Below is a listing; copy all of it exactly.

>>>>

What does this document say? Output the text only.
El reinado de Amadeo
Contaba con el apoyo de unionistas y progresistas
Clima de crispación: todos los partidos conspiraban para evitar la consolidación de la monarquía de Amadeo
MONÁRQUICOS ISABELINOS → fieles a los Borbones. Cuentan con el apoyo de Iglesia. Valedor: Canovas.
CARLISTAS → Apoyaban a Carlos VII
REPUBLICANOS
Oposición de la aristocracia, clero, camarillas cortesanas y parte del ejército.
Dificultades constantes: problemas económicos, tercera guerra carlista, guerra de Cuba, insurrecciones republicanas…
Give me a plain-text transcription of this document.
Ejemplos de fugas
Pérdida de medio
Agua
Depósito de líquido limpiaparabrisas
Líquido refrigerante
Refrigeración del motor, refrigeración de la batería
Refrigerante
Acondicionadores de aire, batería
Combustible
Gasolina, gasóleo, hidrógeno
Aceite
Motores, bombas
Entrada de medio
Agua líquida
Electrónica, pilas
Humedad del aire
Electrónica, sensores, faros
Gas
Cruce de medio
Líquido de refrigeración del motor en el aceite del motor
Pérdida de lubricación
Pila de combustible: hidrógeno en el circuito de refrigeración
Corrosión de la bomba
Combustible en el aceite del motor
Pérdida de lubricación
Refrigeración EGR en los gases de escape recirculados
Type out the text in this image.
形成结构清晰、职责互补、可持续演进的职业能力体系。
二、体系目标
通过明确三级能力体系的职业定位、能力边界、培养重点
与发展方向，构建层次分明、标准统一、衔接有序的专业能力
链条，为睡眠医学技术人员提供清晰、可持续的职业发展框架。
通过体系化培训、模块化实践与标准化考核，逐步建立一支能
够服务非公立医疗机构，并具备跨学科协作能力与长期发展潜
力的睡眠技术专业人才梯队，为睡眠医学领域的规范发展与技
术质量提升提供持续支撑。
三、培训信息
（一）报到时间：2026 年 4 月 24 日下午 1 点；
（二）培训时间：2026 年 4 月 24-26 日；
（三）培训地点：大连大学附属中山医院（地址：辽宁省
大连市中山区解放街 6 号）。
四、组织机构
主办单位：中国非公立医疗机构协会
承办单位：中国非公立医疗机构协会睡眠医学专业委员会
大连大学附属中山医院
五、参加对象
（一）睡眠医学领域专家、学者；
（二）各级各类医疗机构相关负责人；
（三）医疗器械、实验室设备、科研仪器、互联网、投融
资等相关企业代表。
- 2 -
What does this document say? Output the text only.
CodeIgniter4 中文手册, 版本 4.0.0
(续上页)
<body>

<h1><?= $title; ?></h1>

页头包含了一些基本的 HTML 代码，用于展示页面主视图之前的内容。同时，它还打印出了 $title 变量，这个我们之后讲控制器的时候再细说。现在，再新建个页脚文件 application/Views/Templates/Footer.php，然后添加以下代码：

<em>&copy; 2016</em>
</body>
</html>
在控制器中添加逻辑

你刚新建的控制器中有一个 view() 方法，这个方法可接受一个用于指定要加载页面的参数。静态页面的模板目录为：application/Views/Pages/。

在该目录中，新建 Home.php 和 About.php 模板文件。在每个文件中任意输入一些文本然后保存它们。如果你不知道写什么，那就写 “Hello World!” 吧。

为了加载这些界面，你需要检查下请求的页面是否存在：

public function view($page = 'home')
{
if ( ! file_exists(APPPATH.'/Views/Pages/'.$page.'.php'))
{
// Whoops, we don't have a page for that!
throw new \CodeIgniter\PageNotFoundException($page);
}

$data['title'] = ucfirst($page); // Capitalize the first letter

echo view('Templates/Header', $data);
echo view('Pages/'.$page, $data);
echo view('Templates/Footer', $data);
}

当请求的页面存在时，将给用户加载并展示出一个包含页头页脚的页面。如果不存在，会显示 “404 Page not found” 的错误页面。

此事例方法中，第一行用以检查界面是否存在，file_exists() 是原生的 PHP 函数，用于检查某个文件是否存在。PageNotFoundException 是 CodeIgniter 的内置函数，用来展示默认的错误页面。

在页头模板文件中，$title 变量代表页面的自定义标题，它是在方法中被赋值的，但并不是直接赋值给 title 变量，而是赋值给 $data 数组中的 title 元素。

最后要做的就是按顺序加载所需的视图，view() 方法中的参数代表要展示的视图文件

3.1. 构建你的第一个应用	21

<<<<

## RESULT FOR THIS TASK
What does this document say? Output the text only.
El reinado de Amadeo
Contaba con el apoyo de unionistas y progresistas
Clima de crispación: todos los partidos conspiraban para evitar la consolidación de la monarquía de Amadeo
MONÁRQUICOS ISABELINOS → fieles a los Borbones. Cuentan con el apoyo de Iglesia. Valedor: Canovas.
CARLISTAS → Apoyaban a Carlos VII
REPUBLICANOS
Oposición de la aristocracia, clero, camarillas cortesanas y parte del ejército.
Dificultades constantes: problemas económicos, tercera guerra carlista, guerra de Cuba, insurrecciones republicanas…
Give me a plain-text transcription of this document.
Ejemplos de fugas
Pérdida de medio
Agua
Depósito de líquido limpiaparabrisas
Líquido refrigerante
Refrigeración del motor, refrigeración de la batería
Refrigerante
Acondicionadores de aire, batería
Combustible
Gasolina, gasóleo, hidrógeno
Aceite
Motores, bombas
Entrada de medio
Agua líquida
Electrónica, pilas
Humedad del aire
Electrónica, sensores, faros
Gas
Cruce de medio
Líquido de refrigeración del motor en el aceite del motor
Pérdida de lubricación
Pila de combustible: hidrógeno en el circuito de refrigeración
Corrosión de la bomba
Combustible en el aceite del motor
Pérdida de lubricación
Refrigeración EGR en los gases de escape recirculados
Type out the text in this image.
形成结构清晰、职责互补、可持续演进的职业能力体系。
二、体系目标
通过明确三级能力体系的职业定位、能力边界、培养重点
与发展方向，构建层次分明、标准统一、衔接有序的专业能力
链条，为睡眠医学技术人员提供清晰、可持续的职业发展框架。
通过体系化培训、模块化实践与标准化考核，逐步建立一支能
够服务非公立医疗机构，并具备跨学科协作能力与长期发展潜
力的睡眠技术专业人才梯队，为睡眠医学领域的规范发展与技
术质量提升提供持续支撑。
三、培训信息
（一）报到时间：2026 年 4 月 24 日下午 1 点；
（二）培训时间：2026 年 4 月 24-26 日；
（三）培训地点：大连大学附属中山医院（地址：辽宁省
大连市中山区解放街 6 号）。
四、组织机构
主办单位：中国非公立医疗机构协会
承办单位：中国非公立医疗机构协会睡眠医学专业委员会
大连大学附属中山医院
五、参加对象
（一）睡眠医学领域专家、学者；
（二）各级各类医疗机构相关负责人；
（三）医疗器械、实验室设备、科研仪器、互联网、投融
资等相关企业代表。
- 2 -
What does this document say? Output the text only.
CodeIgniter4 中文手册, 版本 4.0.0
(续上页)
<body>

<h1><?= $title; ?></h1>

页头包含了一些基本的 HTML 代码，用于展示页面主视图之前的内容。同时，它还打印出了 $title 变量，这个我们之后讲控制器的时候再细说。现在，再新建个页脚文件 application/Views/Templates/Footer.php，然后添加以下代码：

<em>&copy; 2016</em>
</body>
</html>
在控制器中添加逻辑

你刚新建的控制器中有一个 view() 方法，这个方法可接受一个用于指定要加载页面的参数。静态页面的模板目录为：application/Views/Pages/。

在该目录中，新建 Home.php 和 About.php 模板文件。在每个文件中任意输入一些文本然后保存它们。如果你不知道写什么，那就写 “Hello World!” 吧。

为了加载这些界面，你需要检查下请求的页面是否存在：

public function view($page = 'home')
{
if ( ! file_exists(APPPATH.'/Views/Pages/'.$page.'.php'))
{
// Whoops, we don't have a page for that!
throw new \CodeIgniter\PageNotFoundException($page);
}

$data['title'] = ucfirst($page); // Capitalize the first letter

echo view('Templates/Header', $data);
echo view('Pages/'.$page, $data);
echo view('Templates/Footer', $data);
}

当请求的页面存在时，将给用户加载并展示出一个包含页头页脚的页面。如果不存在，会显示 “404 Page not found” 的错误页面。

此事例方法中，第一行用以检查界面是否存在，file_exists() 是原生的 PHP 函数，用于检查某个文件是否存在。PageNotFoundException 是 CodeIgniter 的内置函数，用来展示默认的错误页面。

在页头模板文件中，$title 变量代表页面的自定义标题，它是在方法中被赋值的，但并不是直接赋值给 title 变量，而是赋值给 $data 数组中的 title 元素。

最后要做的就是按顺序加载所需的视图，view() 方法中的参数代表要展示的视图文件

3.1. 构建你的第一个应用	21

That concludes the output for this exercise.